> Working data
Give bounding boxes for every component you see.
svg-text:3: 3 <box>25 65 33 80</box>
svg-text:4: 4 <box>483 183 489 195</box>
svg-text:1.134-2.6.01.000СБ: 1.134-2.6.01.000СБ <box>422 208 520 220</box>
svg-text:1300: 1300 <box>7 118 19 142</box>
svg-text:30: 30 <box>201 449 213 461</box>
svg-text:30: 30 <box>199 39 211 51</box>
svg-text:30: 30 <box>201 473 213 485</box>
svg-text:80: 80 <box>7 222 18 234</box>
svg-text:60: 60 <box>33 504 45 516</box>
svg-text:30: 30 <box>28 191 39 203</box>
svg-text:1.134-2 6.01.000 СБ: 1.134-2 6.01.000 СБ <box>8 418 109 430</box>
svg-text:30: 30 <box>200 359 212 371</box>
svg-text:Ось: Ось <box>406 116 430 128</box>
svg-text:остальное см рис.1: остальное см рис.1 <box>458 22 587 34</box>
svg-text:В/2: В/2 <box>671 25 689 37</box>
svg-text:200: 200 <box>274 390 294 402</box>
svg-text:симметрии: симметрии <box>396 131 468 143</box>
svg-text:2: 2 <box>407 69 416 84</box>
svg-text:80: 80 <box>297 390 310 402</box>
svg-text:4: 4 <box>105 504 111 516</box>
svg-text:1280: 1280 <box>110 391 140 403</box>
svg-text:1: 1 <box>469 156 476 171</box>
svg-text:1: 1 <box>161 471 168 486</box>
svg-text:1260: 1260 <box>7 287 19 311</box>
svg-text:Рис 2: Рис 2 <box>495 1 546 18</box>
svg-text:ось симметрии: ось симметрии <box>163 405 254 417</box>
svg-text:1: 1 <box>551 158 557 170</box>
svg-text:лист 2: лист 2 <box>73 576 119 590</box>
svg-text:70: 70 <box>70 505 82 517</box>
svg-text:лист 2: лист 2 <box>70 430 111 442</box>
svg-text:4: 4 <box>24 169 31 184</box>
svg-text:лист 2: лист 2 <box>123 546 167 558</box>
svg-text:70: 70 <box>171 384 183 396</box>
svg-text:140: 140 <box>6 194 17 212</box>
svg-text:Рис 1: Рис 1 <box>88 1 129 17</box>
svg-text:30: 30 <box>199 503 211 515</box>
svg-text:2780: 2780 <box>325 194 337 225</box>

> What to work on
Can you reproduce every line of the entries above, word for word and in the same order?

> Response to the task
Give bounding boxes for every component you see.
svg-text:3: 3 <box>25 65 33 80</box>
svg-text:4: 4 <box>483 183 489 195</box>
svg-text:1.134-2.6.01.000СБ: 1.134-2.6.01.000СБ <box>422 208 520 220</box>
svg-text:1300: 1300 <box>7 118 19 142</box>
svg-text:30: 30 <box>201 449 213 461</box>
svg-text:30: 30 <box>199 39 211 51</box>
svg-text:30: 30 <box>201 473 213 485</box>
svg-text:80: 80 <box>7 222 18 234</box>
svg-text:60: 60 <box>33 504 45 516</box>
svg-text:30: 30 <box>28 191 39 203</box>
svg-text:1.134-2 6.01.000 СБ: 1.134-2 6.01.000 СБ <box>8 418 109 430</box>
svg-text:30: 30 <box>200 359 212 371</box>
svg-text:Ось: Ось <box>406 116 430 128</box>
svg-text:остальное см рис.1: остальное см рис.1 <box>458 22 587 34</box>
svg-text:В/2: В/2 <box>671 25 689 37</box>
svg-text:200: 200 <box>274 390 294 402</box>
svg-text:симметрии: симметрии <box>396 131 468 143</box>
svg-text:2: 2 <box>407 69 416 84</box>
svg-text:80: 80 <box>297 390 310 402</box>
svg-text:4: 4 <box>105 504 111 516</box>
svg-text:1280: 1280 <box>110 391 140 403</box>
svg-text:1: 1 <box>469 156 476 171</box>
svg-text:1: 1 <box>161 471 168 486</box>
svg-text:1260: 1260 <box>7 287 19 311</box>
svg-text:Рис 2: Рис 2 <box>495 1 546 18</box>
svg-text:ось симметрии: ось симметрии <box>163 405 254 417</box>
svg-text:1: 1 <box>551 158 557 170</box>
svg-text:лист 2: лист 2 <box>73 576 119 590</box>
svg-text:70: 70 <box>70 505 82 517</box>
svg-text:лист 2: лист 2 <box>70 430 111 442</box>
svg-text:4: 4 <box>24 169 31 184</box>
svg-text:лист 2: лист 2 <box>123 546 167 558</box>
svg-text:70: 70 <box>171 384 183 396</box>
svg-text:140: 140 <box>6 194 17 212</box>
svg-text:Рис 1: Рис 1 <box>88 1 129 17</box>
svg-text:30: 30 <box>199 503 211 515</box>
svg-text:2780: 2780 <box>325 194 337 225</box>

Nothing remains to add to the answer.